Records from a collection of figures
* START *

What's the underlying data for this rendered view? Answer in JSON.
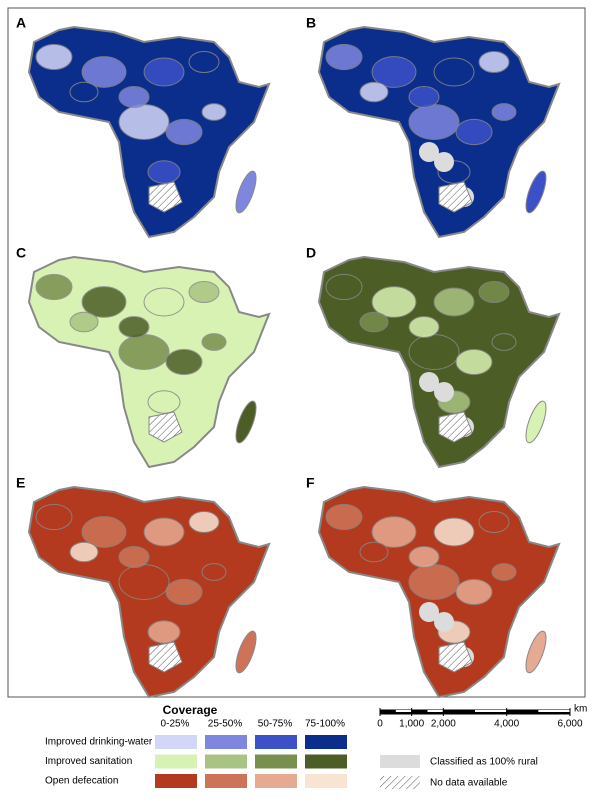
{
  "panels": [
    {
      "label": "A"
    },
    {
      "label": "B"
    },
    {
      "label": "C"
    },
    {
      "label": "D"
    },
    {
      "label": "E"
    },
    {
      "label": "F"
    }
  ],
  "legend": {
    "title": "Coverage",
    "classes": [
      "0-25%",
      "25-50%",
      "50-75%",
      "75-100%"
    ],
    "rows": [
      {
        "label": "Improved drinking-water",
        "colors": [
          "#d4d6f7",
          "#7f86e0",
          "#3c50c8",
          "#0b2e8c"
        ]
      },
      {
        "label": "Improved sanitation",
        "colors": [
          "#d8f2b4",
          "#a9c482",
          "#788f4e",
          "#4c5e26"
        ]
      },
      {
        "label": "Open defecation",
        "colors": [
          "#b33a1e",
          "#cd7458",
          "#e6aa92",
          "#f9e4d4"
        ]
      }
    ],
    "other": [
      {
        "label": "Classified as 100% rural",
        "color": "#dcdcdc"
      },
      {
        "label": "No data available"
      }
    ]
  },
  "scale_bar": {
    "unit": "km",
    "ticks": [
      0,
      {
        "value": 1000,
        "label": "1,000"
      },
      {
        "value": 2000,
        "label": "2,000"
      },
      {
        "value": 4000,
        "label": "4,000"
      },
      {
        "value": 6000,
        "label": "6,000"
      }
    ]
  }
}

* END *

**Directions for this task:**
Transcribe the full listing character for character. Pictures are excluded.

**Exercise solution:**
What's the underlying data for this rendered view? Answer in JSON.
{
  "panels": [
    {
      "label": "A"
    },
    {
      "label": "B"
    },
    {
      "label": "C"
    },
    {
      "label": "D"
    },
    {
      "label": "E"
    },
    {
      "label": "F"
    }
  ],
  "legend": {
    "title": "Coverage",
    "classes": [
      "0-25%",
      "25-50%",
      "50-75%",
      "75-100%"
    ],
    "rows": [
      {
        "label": "Improved drinking-water",
        "colors": [
          "#d4d6f7",
          "#7f86e0",
          "#3c50c8",
          "#0b2e8c"
        ]
      },
      {
        "label": "Improved sanitation",
        "colors": [
          "#d8f2b4",
          "#a9c482",
          "#788f4e",
          "#4c5e26"
        ]
      },
      {
        "label": "Open defecation",
        "colors": [
          "#b33a1e",
          "#cd7458",
          "#e6aa92",
          "#f9e4d4"
        ]
      }
    ],
    "other": [
      {
        "label": "Classified as 100% rural",
        "color": "#dcdcdc"
      },
      {
        "label": "No data available"
      }
    ]
  },
  "scale_bar": {
    "unit": "km",
    "ticks": [
      0,
      {
        "value": 1000,
        "label": "1,000"
      },
      {
        "value": 2000,
        "label": "2,000"
      },
      {
        "value": 4000,
        "label": "4,000"
      },
      {
        "value": 6000,
        "label": "6,000"
      }
    ]
  }
}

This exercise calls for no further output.